[MATERIAL TO PROCESS]
.....

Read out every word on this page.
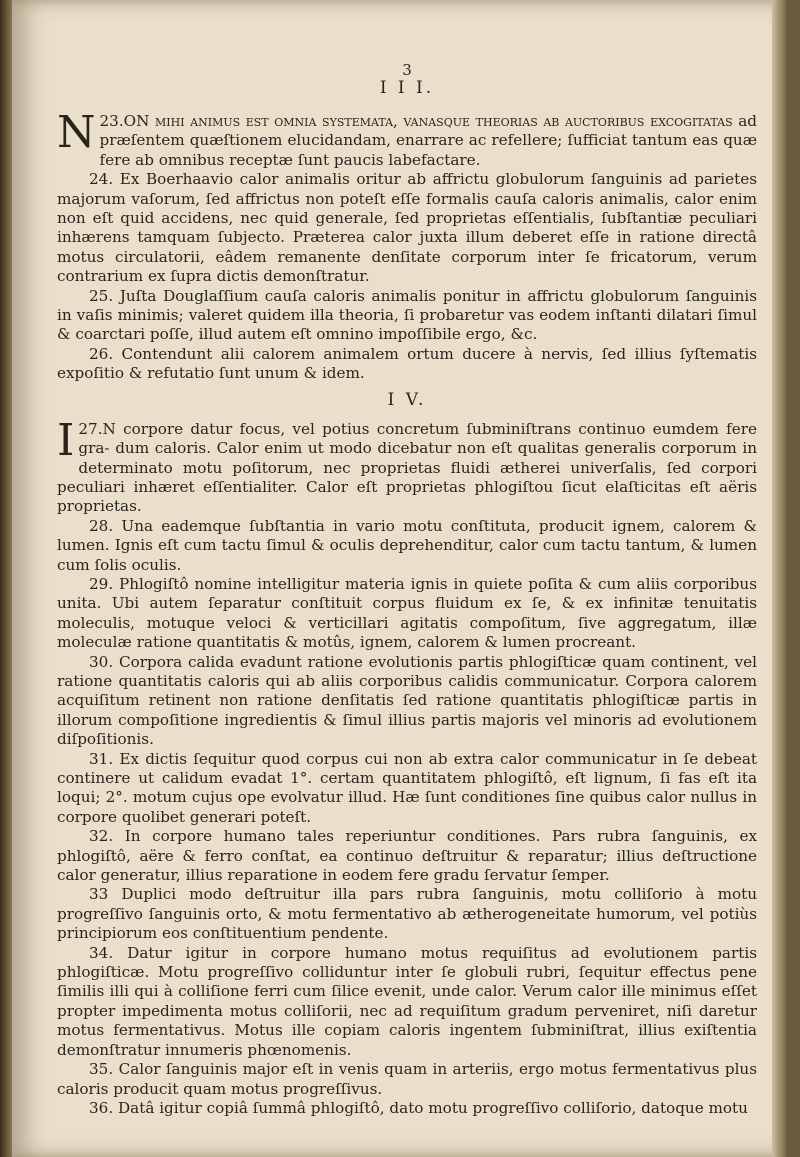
3

I I I.

23.
N ON mihi animus eſt omnia ſyſtemata, vanaſque theorias ab auctoribus excogitatas ad præſentem quæſtionem elucidandam, enarrare ac refellere; ſufficiat tantum eas quæ fere ab omnibus receptæ ſunt paucis labefactare.

24. Ex Boerhaavio calor animalis oritur ab affrictu globulorum ſanguinis ad parietes majorum vaſorum, ſed affrictus non poteſt eſſe formalis cauſa caloris animalis, calor enim non eſt quid accidens, nec quid generale, ſed proprietas eſſentialis, ſubſtantiæ peculiari inhærens tamquam ſubjecto. Præterea calor juxta illum deberet eſſe in ratione directâ motus circulatorii, eâdem remanente denſitate corporum inter ſe fricatorum, verum contrarium ex ſupra dictis demonſtratur.

25. Juſta Douglaſſium cauſa caloris animalis ponitur in affrictu globulorum ſanguinis in vaſis minimis; valeret quidem illa theoria, ſi probaretur vas eodem inſtanti dilatari ſimul & coarctari poſſe, illud autem eſt omnino impoſſibile ergo, &c.

26. Contendunt alii calorem animalem ortum ducere à nervis, ſed illius ſyſtematis expoſitio & refutatio ſunt unum & idem.

I V.

27.
I N corpore datur focus, vel potius concretum ſubminiſtrans continuo eumdem fere gra- dum caloris. Calor enim ut modo dicebatur non eſt qualitas generalis corporum in determinato motu poſitorum, nec proprietas fluidi ætherei univerſalis, ſed corpori peculiari inhæret eſſentialiter. Calor eſt proprietas phlogiſtou ſicut elaſticitas eſt aëris proprietas.

28. Una eademque ſubſtantia in vario motu conſtituta, producit ignem, calorem & lumen. Ignis eſt cum tactu ſimul & oculis deprehenditur, calor cum tactu tantum, & lumen cum ſolis oculis.

29. Phlogiſtô nomine intelligitur materia ignis in quiete poſita & cum aliis corporibus unita. Ubi autem ſeparatur conſtituit corpus fluidum ex ſe, & ex infinitæ tenuitatis moleculis, motuque veloci & verticillari agitatis compoſitum, ſive aggregatum, illæ moleculæ ratione quantitatis & motûs, ignem, calorem & lumen procreant.

30. Corpora calida evadunt ratione evolutionis partis phlogiſticæ quam continent, vel ratione quantitatis caloris qui ab aliis corporibus calidis communicatur. Corpora calorem acquiſitum retinent non ratione denſitatis ſed ratione quantitatis phlogiſticæ partis in illorum compoſitione ingredientis & ſimul illius partis majoris vel minoris ad evolutionem diſpoſitionis.

31. Ex dictis ſequitur quod corpus cui non ab extra calor communicatur in ſe debeat continere ut calidum evadat 1°. certam quantitatem phlogiſtô, eſt lignum, ſi fas eſt ita loqui; 2°. motum cujus ope evolvatur illud. Hæ ſunt conditiones ſine quibus calor nullus in corpore quolibet generari poteſt.

32. In corpore humano tales reperiuntur conditiones. Pars rubra ſanguinis, ex phlogiſtô, aëre & ferro conſtat, ea continuo deſtruitur & reparatur; illius deſtructione calor generatur, illius reparatione in eodem fere gradu ſervatur ſemper.

33 Duplici modo deſtruitur illa pars rubra ſanguinis, motu colliſorio à motu progreſſivo ſanguinis orto, & motu fermentativo ab ætherogeneitate humorum, vel potiùs principiorum eos conſtituentium pendente.

34. Datur igitur in corpore humano motus requiſitus ad evolutionem partis phlogiſticæ. Motu progreſſivo colliduntur inter ſe globuli rubri, ſequitur effectus pene ſimilis illi qui à colliſione ferri cum ſilice evenit, unde calor. Verum calor ille minimus eſſet propter impedimenta motus colliſorii, nec ad requiſitum gradum perveniret, niſi daretur motus fermentativus. Motus ille copiam caloris ingentem ſubminiſtrat, illius exiſtentia demonſtratur innumeris phœnomenis.

35. Calor ſanguinis major eſt in venis quam in arteriis, ergo motus fermentativus plus caloris producit quam motus progreſſivus.

36. Datâ igitur copiâ ſummâ phlogiſtô, dato motu progreſſivo colliſorio, datoque motu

.....

[STATED TASK] Your job is to transcribe the entries above exactly; skip the pictures.

[EXERCISE SOLUTION]
Read out every word on this page.
3

I I I.

23.
N ON mihi animus eſt omnia ſyſtemata, vanaſque theorias ab auctoribus excogitatas ad præſentem quæſtionem elucidandam, enarrare ac refellere; ſufficiat tantum eas quæ fere ab omnibus receptæ ſunt paucis labefactare.

24. Ex Boerhaavio calor animalis oritur ab affrictu globulorum ſanguinis ad parietes majorum vaſorum, ſed affrictus non poteſt eſſe formalis cauſa caloris animalis, calor enim non eſt quid accidens, nec quid generale, ſed proprietas eſſentialis, ſubſtantiæ peculiari inhærens tamquam ſubjecto. Præterea calor juxta illum deberet eſſe in ratione directâ motus circulatorii, eâdem remanente denſitate corporum inter ſe fricatorum, verum contrarium ex ſupra dictis demonſtratur.

25. Juſta Douglaſſium cauſa caloris animalis ponitur in affrictu globulorum ſanguinis in vaſis minimis; valeret quidem illa theoria, ſi probaretur vas eodem inſtanti dilatari ſimul & coarctari poſſe, illud autem eſt omnino impoſſibile ergo, &c.

26. Contendunt alii calorem animalem ortum ducere à nervis, ſed illius ſyſtematis expoſitio & refutatio ſunt unum & idem.

I V.

27.
I N corpore datur focus, vel potius concretum ſubminiſtrans continuo eumdem fere gra- dum caloris. Calor enim ut modo dicebatur non eſt qualitas generalis corporum in determinato motu poſitorum, nec proprietas fluidi ætherei univerſalis, ſed corpori peculiari inhæret eſſentialiter. Calor eſt proprietas phlogiſtou ſicut elaſticitas eſt aëris proprietas.

28. Una eademque ſubſtantia in vario motu conſtituta, producit ignem, calorem & lumen. Ignis eſt cum tactu ſimul & oculis deprehenditur, calor cum tactu tantum, & lumen cum ſolis oculis.

29. Phlogiſtô nomine intelligitur materia ignis in quiete poſita & cum aliis corporibus unita. Ubi autem ſeparatur conſtituit corpus fluidum ex ſe, & ex infinitæ tenuitatis moleculis, motuque veloci & verticillari agitatis compoſitum, ſive aggregatum, illæ moleculæ ratione quantitatis & motûs, ignem, calorem & lumen procreant.

30. Corpora calida evadunt ratione evolutionis partis phlogiſticæ quam continent, vel ratione quantitatis caloris qui ab aliis corporibus calidis communicatur. Corpora calorem acquiſitum retinent non ratione denſitatis ſed ratione quantitatis phlogiſticæ partis in illorum compoſitione ingredientis & ſimul illius partis majoris vel minoris ad evolutionem diſpoſitionis.

31. Ex dictis ſequitur quod corpus cui non ab extra calor communicatur in ſe debeat continere ut calidum evadat 1°. certam quantitatem phlogiſtô, eſt lignum, ſi fas eſt ita loqui; 2°. motum cujus ope evolvatur illud. Hæ ſunt conditiones ſine quibus calor nullus in corpore quolibet generari poteſt.

32. In corpore humano tales reperiuntur conditiones. Pars rubra ſanguinis, ex phlogiſtô, aëre & ferro conſtat, ea continuo deſtruitur & reparatur; illius deſtructione calor generatur, illius reparatione in eodem fere gradu ſervatur ſemper.

33 Duplici modo deſtruitur illa pars rubra ſanguinis, motu colliſorio à motu progreſſivo ſanguinis orto, & motu fermentativo ab ætherogeneitate humorum, vel potiùs principiorum eos conſtituentium pendente.

34. Datur igitur in corpore humano motus requiſitus ad evolutionem partis phlogiſticæ. Motu progreſſivo colliduntur inter ſe globuli rubri, ſequitur effectus pene ſimilis illi qui à colliſione ferri cum ſilice evenit, unde calor. Verum calor ille minimus eſſet propter impedimenta motus colliſorii, nec ad requiſitum gradum perveniret, niſi daretur motus fermentativus. Motus ille copiam caloris ingentem ſubminiſtrat, illius exiſtentia demonſtratur innumeris phœnomenis.

35. Calor ſanguinis major eſt in venis quam in arteriis, ergo motus fermentativus plus caloris producit quam motus progreſſivus.

36. Datâ igitur copiâ ſummâ phlogiſtô, dato motu progreſſivo colliſorio, datoque motu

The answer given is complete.